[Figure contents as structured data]
━━━━
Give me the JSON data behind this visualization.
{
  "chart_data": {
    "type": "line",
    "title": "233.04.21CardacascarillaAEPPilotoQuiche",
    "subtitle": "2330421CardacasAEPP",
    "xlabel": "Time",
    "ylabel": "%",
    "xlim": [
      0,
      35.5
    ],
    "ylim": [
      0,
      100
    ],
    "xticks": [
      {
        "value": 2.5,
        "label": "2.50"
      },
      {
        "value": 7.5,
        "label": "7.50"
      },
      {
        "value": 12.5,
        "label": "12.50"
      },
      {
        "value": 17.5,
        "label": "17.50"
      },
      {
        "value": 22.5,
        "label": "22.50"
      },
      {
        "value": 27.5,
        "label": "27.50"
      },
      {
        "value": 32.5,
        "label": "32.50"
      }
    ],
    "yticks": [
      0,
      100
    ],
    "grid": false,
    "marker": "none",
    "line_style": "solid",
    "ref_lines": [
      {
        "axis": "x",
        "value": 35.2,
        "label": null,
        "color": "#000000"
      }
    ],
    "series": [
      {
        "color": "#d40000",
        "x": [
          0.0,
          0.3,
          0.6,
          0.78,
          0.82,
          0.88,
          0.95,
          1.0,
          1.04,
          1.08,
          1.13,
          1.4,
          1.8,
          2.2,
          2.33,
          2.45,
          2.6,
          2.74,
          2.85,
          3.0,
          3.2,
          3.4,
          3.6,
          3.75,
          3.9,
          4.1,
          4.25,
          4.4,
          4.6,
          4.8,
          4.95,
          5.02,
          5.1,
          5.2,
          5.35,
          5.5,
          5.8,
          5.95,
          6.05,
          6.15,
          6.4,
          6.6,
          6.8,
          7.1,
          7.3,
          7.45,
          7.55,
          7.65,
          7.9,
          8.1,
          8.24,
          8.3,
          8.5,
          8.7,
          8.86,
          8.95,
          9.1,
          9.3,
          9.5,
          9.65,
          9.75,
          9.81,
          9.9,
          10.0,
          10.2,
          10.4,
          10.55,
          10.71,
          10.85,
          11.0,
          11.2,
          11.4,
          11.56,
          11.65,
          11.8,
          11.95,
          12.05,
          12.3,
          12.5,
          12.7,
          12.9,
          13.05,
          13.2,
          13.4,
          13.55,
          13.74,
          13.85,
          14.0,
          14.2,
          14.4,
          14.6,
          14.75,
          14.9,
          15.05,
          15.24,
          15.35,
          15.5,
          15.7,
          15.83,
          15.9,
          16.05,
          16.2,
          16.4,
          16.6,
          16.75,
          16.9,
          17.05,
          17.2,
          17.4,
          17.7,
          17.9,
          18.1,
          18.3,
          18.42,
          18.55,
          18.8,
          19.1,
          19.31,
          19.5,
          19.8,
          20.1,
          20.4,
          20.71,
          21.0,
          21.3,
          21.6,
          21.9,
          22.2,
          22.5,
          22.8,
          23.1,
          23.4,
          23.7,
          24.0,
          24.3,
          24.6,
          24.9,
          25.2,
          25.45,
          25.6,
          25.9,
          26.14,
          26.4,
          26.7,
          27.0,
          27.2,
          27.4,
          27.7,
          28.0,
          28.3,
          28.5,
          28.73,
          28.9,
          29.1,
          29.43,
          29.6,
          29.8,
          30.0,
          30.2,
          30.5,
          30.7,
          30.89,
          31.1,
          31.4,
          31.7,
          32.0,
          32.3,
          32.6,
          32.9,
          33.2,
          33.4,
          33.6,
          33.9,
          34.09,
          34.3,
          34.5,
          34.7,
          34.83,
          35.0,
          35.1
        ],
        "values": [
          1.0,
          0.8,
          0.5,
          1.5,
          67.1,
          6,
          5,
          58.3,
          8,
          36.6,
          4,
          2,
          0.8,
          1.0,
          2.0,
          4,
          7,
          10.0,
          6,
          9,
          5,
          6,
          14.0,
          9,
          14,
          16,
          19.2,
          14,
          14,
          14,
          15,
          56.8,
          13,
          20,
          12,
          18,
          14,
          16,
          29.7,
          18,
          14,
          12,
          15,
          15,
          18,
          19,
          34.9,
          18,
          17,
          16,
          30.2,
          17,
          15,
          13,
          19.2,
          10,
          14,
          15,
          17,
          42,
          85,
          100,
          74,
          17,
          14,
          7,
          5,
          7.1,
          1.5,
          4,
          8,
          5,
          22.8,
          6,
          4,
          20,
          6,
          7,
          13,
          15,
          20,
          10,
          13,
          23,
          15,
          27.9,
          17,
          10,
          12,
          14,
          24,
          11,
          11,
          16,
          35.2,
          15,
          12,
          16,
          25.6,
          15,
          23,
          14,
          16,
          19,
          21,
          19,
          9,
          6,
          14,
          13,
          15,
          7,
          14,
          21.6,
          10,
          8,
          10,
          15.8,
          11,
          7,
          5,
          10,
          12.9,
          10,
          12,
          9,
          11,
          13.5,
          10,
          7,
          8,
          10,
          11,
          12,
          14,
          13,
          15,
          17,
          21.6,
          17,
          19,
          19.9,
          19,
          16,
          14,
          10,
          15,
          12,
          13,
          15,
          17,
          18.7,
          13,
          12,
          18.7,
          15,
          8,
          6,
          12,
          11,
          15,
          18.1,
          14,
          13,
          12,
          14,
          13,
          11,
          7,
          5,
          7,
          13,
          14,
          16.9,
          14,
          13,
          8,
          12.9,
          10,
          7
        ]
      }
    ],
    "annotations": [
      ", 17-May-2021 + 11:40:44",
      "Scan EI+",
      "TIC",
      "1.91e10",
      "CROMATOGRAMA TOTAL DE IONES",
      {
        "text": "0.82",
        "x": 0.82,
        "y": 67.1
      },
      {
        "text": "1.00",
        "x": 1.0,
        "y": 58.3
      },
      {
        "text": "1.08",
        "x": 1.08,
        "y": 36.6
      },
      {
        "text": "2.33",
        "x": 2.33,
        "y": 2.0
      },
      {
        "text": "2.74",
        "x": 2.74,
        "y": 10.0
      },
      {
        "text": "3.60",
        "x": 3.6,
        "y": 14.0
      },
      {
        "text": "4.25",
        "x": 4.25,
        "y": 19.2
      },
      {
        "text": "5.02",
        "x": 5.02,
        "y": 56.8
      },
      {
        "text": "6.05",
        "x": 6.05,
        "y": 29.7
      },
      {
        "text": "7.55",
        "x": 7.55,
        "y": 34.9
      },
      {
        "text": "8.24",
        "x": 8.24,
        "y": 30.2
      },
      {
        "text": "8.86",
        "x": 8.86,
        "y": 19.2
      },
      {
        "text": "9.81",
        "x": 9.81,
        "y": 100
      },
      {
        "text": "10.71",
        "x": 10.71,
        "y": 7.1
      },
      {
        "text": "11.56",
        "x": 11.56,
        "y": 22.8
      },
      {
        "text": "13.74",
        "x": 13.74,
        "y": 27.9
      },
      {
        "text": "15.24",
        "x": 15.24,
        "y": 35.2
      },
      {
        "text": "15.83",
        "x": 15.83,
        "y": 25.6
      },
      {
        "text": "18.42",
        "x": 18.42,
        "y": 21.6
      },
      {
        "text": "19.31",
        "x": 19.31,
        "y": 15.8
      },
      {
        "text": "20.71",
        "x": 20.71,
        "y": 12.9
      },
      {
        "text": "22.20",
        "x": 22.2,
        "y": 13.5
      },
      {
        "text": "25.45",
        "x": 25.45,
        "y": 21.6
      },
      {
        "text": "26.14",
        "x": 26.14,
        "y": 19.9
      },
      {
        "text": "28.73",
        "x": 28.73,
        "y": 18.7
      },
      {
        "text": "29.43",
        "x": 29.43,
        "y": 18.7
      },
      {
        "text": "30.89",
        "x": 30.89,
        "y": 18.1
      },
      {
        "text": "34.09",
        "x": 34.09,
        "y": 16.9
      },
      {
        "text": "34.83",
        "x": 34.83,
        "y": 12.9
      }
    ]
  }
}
━━━━
▶ TASK DETAILS
Write out the data again, exactly and in full.

▶ COMPLETE OUTPUT
Give me the JSON data behind this visualization.
{
  "chart_data": {
    "type": "line",
    "title": "233.04.21CardacascarillaAEPPilotoQuiche",
    "subtitle": "2330421CardacasAEPP",
    "xlabel": "Time",
    "ylabel": "%",
    "xlim": [
      0,
      35.5
    ],
    "ylim": [
      0,
      100
    ],
    "xticks": [
      {
        "value": 2.5,
        "label": "2.50"
      },
      {
        "value": 7.5,
        "label": "7.50"
      },
      {
        "value": 12.5,
        "label": "12.50"
      },
      {
        "value": 17.5,
        "label": "17.50"
      },
      {
        "value": 22.5,
        "label": "22.50"
      },
      {
        "value": 27.5,
        "label": "27.50"
      },
      {
        "value": 32.5,
        "label": "32.50"
      }
    ],
    "yticks": [
      0,
      100
    ],
    "grid": false,
    "marker": "none",
    "line_style": "solid",
    "ref_lines": [
      {
        "axis": "x",
        "value": 35.2,
        "label": null,
        "color": "#000000"
      }
    ],
    "series": [
      {
        "color": "#d40000",
        "x": [
          0.0,
          0.3,
          0.6,
          0.78,
          0.82,
          0.88,
          0.95,
          1.0,
          1.04,
          1.08,
          1.13,
          1.4,
          1.8,
          2.2,
          2.33,
          2.45,
          2.6,
          2.74,
          2.85,
          3.0,
          3.2,
          3.4,
          3.6,
          3.75,
          3.9,
          4.1,
          4.25,
          4.4,
          4.6,
          4.8,
          4.95,
          5.02,
          5.1,
          5.2,
          5.35,
          5.5,
          5.8,
          5.95,
          6.05,
          6.15,
          6.4,
          6.6,
          6.8,
          7.1,
          7.3,
          7.45,
          7.55,
          7.65,
          7.9,
          8.1,
          8.24,
          8.3,
          8.5,
          8.7,
          8.86,
          8.95,
          9.1,
          9.3,
          9.5,
          9.65,
          9.75,
          9.81,
          9.9,
          10.0,
          10.2,
          10.4,
          10.55,
          10.71,
          10.85,
          11.0,
          11.2,
          11.4,
          11.56,
          11.65,
          11.8,
          11.95,
          12.05,
          12.3,
          12.5,
          12.7,
          12.9,
          13.05,
          13.2,
          13.4,
          13.55,
          13.74,
          13.85,
          14.0,
          14.2,
          14.4,
          14.6,
          14.75,
          14.9,
          15.05,
          15.24,
          15.35,
          15.5,
          15.7,
          15.83,
          15.9,
          16.05,
          16.2,
          16.4,
          16.6,
          16.75,
          16.9,
          17.05,
          17.2,
          17.4,
          17.7,
          17.9,
          18.1,
          18.3,
          18.42,
          18.55,
          18.8,
          19.1,
          19.31,
          19.5,
          19.8,
          20.1,
          20.4,
          20.71,
          21.0,
          21.3,
          21.6,
          21.9,
          22.2,
          22.5,
          22.8,
          23.1,
          23.4,
          23.7,
          24.0,
          24.3,
          24.6,
          24.9,
          25.2,
          25.45,
          25.6,
          25.9,
          26.14,
          26.4,
          26.7,
          27.0,
          27.2,
          27.4,
          27.7,
          28.0,
          28.3,
          28.5,
          28.73,
          28.9,
          29.1,
          29.43,
          29.6,
          29.8,
          30.0,
          30.2,
          30.5,
          30.7,
          30.89,
          31.1,
          31.4,
          31.7,
          32.0,
          32.3,
          32.6,
          32.9,
          33.2,
          33.4,
          33.6,
          33.9,
          34.09,
          34.3,
          34.5,
          34.7,
          34.83,
          35.0,
          35.1
        ],
        "values": [
          1.0,
          0.8,
          0.5,
          1.5,
          67.1,
          6,
          5,
          58.3,
          8,
          36.6,
          4,
          2,
          0.8,
          1.0,
          2.0,
          4,
          7,
          10.0,
          6,
          9,
          5,
          6,
          14.0,
          9,
          14,
          16,
          19.2,
          14,
          14,
          14,
          15,
          56.8,
          13,
          20,
          12,
          18,
          14,
          16,
          29.7,
          18,
          14,
          12,
          15,
          15,
          18,
          19,
          34.9,
          18,
          17,
          16,
          30.2,
          17,
          15,
          13,
          19.2,
          10,
          14,
          15,
          17,
          42,
          85,
          100,
          74,
          17,
          14,
          7,
          5,
          7.1,
          1.5,
          4,
          8,
          5,
          22.8,
          6,
          4,
          20,
          6,
          7,
          13,
          15,
          20,
          10,
          13,
          23,
          15,
          27.9,
          17,
          10,
          12,
          14,
          24,
          11,
          11,
          16,
          35.2,
          15,
          12,
          16,
          25.6,
          15,
          23,
          14,
          16,
          19,
          21,
          19,
          9,
          6,
          14,
          13,
          15,
          7,
          14,
          21.6,
          10,
          8,
          10,
          15.8,
          11,
          7,
          5,
          10,
          12.9,
          10,
          12,
          9,
          11,
          13.5,
          10,
          7,
          8,
          10,
          11,
          12,
          14,
          13,
          15,
          17,
          21.6,
          17,
          19,
          19.9,
          19,
          16,
          14,
          10,
          15,
          12,
          13,
          15,
          17,
          18.7,
          13,
          12,
          18.7,
          15,
          8,
          6,
          12,
          11,
          15,
          18.1,
          14,
          13,
          12,
          14,
          13,
          11,
          7,
          5,
          7,
          13,
          14,
          16.9,
          14,
          13,
          8,
          12.9,
          10,
          7
        ]
      }
    ],
    "annotations": [
      ", 17-May-2021 + 11:40:44",
      "Scan EI+",
      "TIC",
      "1.91e10",
      "CROMATOGRAMA TOTAL DE IONES",
      {
        "text": "0.82",
        "x": 0.82,
        "y": 67.1
      },
      {
        "text": "1.00",
        "x": 1.0,
        "y": 58.3
      },
      {
        "text": "1.08",
        "x": 1.08,
        "y": 36.6
      },
      {
        "text": "2.33",
        "x": 2.33,
        "y": 2.0
      },
      {
        "text": "2.74",
        "x": 2.74,
        "y": 10.0
      },
      {
        "text": "3.60",
        "x": 3.6,
        "y": 14.0
      },
      {
        "text": "4.25",
        "x": 4.25,
        "y": 19.2
      },
      {
        "text": "5.02",
        "x": 5.02,
        "y": 56.8
      },
      {
        "text": "6.05",
        "x": 6.05,
        "y": 29.7
      },
      {
        "text": "7.55",
        "x": 7.55,
        "y": 34.9
      },
      {
        "text": "8.24",
        "x": 8.24,
        "y": 30.2
      },
      {
        "text": "8.86",
        "x": 8.86,
        "y": 19.2
      },
      {
        "text": "9.81",
        "x": 9.81,
        "y": 100
      },
      {
        "text": "10.71",
        "x": 10.71,
        "y": 7.1
      },
      {
        "text": "11.56",
        "x": 11.56,
        "y": 22.8
      },
      {
        "text": "13.74",
        "x": 13.74,
        "y": 27.9
      },
      {
        "text": "15.24",
        "x": 15.24,
        "y": 35.2
      },
      {
        "text": "15.83",
        "x": 15.83,
        "y": 25.6
      },
      {
        "text": "18.42",
        "x": 18.42,
        "y": 21.6
      },
      {
        "text": "19.31",
        "x": 19.31,
        "y": 15.8
      },
      {
        "text": "20.71",
        "x": 20.71,
        "y": 12.9
      },
      {
        "text": "22.20",
        "x": 22.2,
        "y": 13.5
      },
      {
        "text": "25.45",
        "x": 25.45,
        "y": 21.6
      },
      {
        "text": "26.14",
        "x": 26.14,
        "y": 19.9
      },
      {
        "text": "28.73",
        "x": 28.73,
        "y": 18.7
      },
      {
        "text": "29.43",
        "x": 29.43,
        "y": 18.7
      },
      {
        "text": "30.89",
        "x": 30.89,
        "y": 18.1
      },
      {
        "text": "34.09",
        "x": 34.09,
        "y": 16.9
      },
      {
        "text": "34.83",
        "x": 34.83,
        "y": 12.9
      }
    ]
  }
}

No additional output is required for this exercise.